Omit every picture and output the rest of the records exactly as they are.

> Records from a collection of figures
## begin
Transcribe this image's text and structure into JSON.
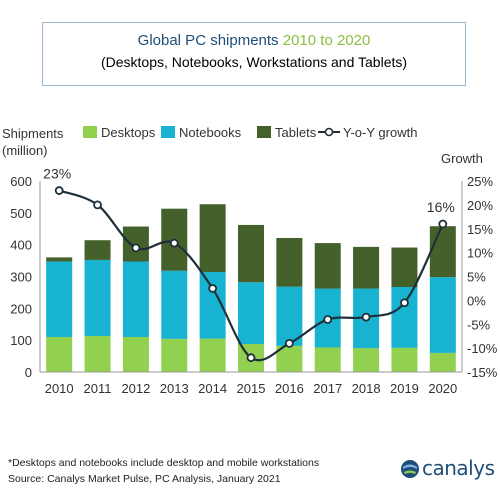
{
  "title": {
    "line1_prefix": "Global PC shipments ",
    "line1_years": "2010 to 2020",
    "line2": "(Desktops, Notebooks, Workstations and Tablets)"
  },
  "footnote": "*Desktops and notebooks include desktop and mobile workstations",
  "source": "Source: Canalys Market Pulse, PC Analysis, January 2021",
  "logo_text": "canalys",
  "colors": {
    "desktops": "#92d050",
    "notebooks": "#17b3d0",
    "tablets": "#44602b",
    "growth": "#1f2f3a",
    "title_accent": "#8cbf3f"
  },
  "chart_data": {
    "type": "bar",
    "stacked": true,
    "categories": [
      "2010",
      "2011",
      "2012",
      "2013",
      "2014",
      "2015",
      "2016",
      "2017",
      "2018",
      "2019",
      "2020"
    ],
    "series": [
      {
        "name": "Desktops",
        "values": [
          110,
          113,
          110,
          104,
          105,
          88,
          82,
          77,
          75,
          76,
          60
        ]
      },
      {
        "name": "Notebooks",
        "values": [
          237,
          239,
          237,
          214,
          209,
          194,
          186,
          185,
          187,
          191,
          238
        ]
      },
      {
        "name": "Tablets",
        "values": [
          13,
          62,
          110,
          195,
          213,
          180,
          153,
          143,
          131,
          124,
          160
        ]
      }
    ],
    "line_series": {
      "name": "Y-o-Y growth",
      "axis": "right",
      "values": [
        23,
        20,
        11,
        12,
        2.5,
        -12,
        -9,
        -4,
        -3.5,
        -0.5,
        16
      ]
    },
    "data_labels": [
      {
        "category": "2010",
        "text": "23%"
      },
      {
        "category": "2020",
        "text": "16%"
      }
    ],
    "ylabel_left": [
      "Shipments",
      "(million)"
    ],
    "ylabel_right": "Growth",
    "ylim_left": [
      0,
      600
    ],
    "yticks_left": [
      "0",
      "100",
      "200",
      "300",
      "400",
      "500",
      "600"
    ],
    "ylim_right": [
      -15,
      25
    ],
    "yticks_right": [
      "-15%",
      "-10%",
      "-5%",
      "0%",
      "5%",
      "10%",
      "15%",
      "20%",
      "25%"
    ],
    "legend": [
      "Desktops",
      "Notebooks",
      "Tablets",
      "Y-o-Y growth"
    ],
    "legend_position": "top",
    "grid": false
  }
}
## end
> Expected output
Transcribe this image's text and structure into JSON.
{
  "title": {
    "line1_prefix": "Global PC shipments ",
    "line1_years": "2010 to 2020",
    "line2": "(Desktops, Notebooks, Workstations and Tablets)"
  },
  "footnote": "*Desktops and notebooks include desktop and mobile workstations",
  "source": "Source: Canalys Market Pulse, PC Analysis, January 2021",
  "logo_text": "canalys",
  "colors": {
    "desktops": "#92d050",
    "notebooks": "#17b3d0",
    "tablets": "#44602b",
    "growth": "#1f2f3a",
    "title_accent": "#8cbf3f"
  },
  "chart_data": {
    "type": "bar",
    "stacked": true,
    "categories": [
      "2010",
      "2011",
      "2012",
      "2013",
      "2014",
      "2015",
      "2016",
      "2017",
      "2018",
      "2019",
      "2020"
    ],
    "series": [
      {
        "name": "Desktops",
        "values": [
          110,
          113,
          110,
          104,
          105,
          88,
          82,
          77,
          75,
          76,
          60
        ]
      },
      {
        "name": "Notebooks",
        "values": [
          237,
          239,
          237,
          214,
          209,
          194,
          186,
          185,
          187,
          191,
          238
        ]
      },
      {
        "name": "Tablets",
        "values": [
          13,
          62,
          110,
          195,
          213,
          180,
          153,
          143,
          131,
          124,
          160
        ]
      }
    ],
    "line_series": {
      "name": "Y-o-Y growth",
      "axis": "right",
      "values": [
        23,
        20,
        11,
        12,
        2.5,
        -12,
        -9,
        -4,
        -3.5,
        -0.5,
        16
      ]
    },
    "data_labels": [
      {
        "category": "2010",
        "text": "23%"
      },
      {
        "category": "2020",
        "text": "16%"
      }
    ],
    "ylabel_left": [
      "Shipments",
      "(million)"
    ],
    "ylabel_right": "Growth",
    "ylim_left": [
      0,
      600
    ],
    "yticks_left": [
      "0",
      "100",
      "200",
      "300",
      "400",
      "500",
      "600"
    ],
    "ylim_right": [
      -15,
      25
    ],
    "yticks_right": [
      "-15%",
      "-10%",
      "-5%",
      "0%",
      "5%",
      "10%",
      "15%",
      "20%",
      "25%"
    ],
    "legend": [
      "Desktops",
      "Notebooks",
      "Tablets",
      "Y-o-Y growth"
    ],
    "legend_position": "top",
    "grid": false
  }
}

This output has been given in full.